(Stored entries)
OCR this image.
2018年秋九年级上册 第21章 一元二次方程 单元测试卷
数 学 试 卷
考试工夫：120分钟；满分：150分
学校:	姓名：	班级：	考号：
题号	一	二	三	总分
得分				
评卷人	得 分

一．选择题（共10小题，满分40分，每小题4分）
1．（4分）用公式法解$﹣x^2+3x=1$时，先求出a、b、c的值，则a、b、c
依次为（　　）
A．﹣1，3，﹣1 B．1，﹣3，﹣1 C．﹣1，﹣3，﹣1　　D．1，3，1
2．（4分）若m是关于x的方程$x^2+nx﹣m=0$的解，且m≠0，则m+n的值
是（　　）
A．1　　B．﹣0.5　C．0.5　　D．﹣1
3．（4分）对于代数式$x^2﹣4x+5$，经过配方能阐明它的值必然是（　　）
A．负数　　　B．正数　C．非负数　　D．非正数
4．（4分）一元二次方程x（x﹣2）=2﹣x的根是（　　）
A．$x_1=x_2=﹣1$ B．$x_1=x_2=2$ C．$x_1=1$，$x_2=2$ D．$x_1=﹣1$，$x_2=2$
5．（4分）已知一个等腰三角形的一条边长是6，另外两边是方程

→ Task prompt: All of the material above needs to be retyped word for word.

→ Expected answer:
OCR this image.
2018年秋九年级上册 第21章 一元二次方程 单元测试卷
数 学 试 卷
考试工夫：120分钟；满分：150分
学校:	姓名：	班级：	考号：
题号	一	二	三	总分
得分				
评卷人	得 分

一．选择题（共10小题，满分40分，每小题4分）
1．（4分）用公式法解$﹣x^2+3x=1$时，先求出a、b、c的值，则a、b、c
依次为（　　）
A．﹣1，3，﹣1 B．1，﹣3，﹣1 C．﹣1，﹣3，﹣1　　D．1，3，1
2．（4分）若m是关于x的方程$x^2+nx﹣m=0$的解，且m≠0，则m+n的值
是（　　）
A．1　　B．﹣0.5　C．0.5　　D．﹣1
3．（4分）对于代数式$x^2﹣4x+5$，经过配方能阐明它的值必然是（　　）
A．负数　　　B．正数　C．非负数　　D．非正数
4．（4分）一元二次方程x（x﹣2）=2﹣x的根是（　　）
A．$x_1=x_2=﹣1$ B．$x_1=x_2=2$ C．$x_1=1$，$x_2=2$ D．$x_1=﹣1$，$x_2=2$
5．（4分）已知一个等腰三角形的一条边长是6，另外两边是方程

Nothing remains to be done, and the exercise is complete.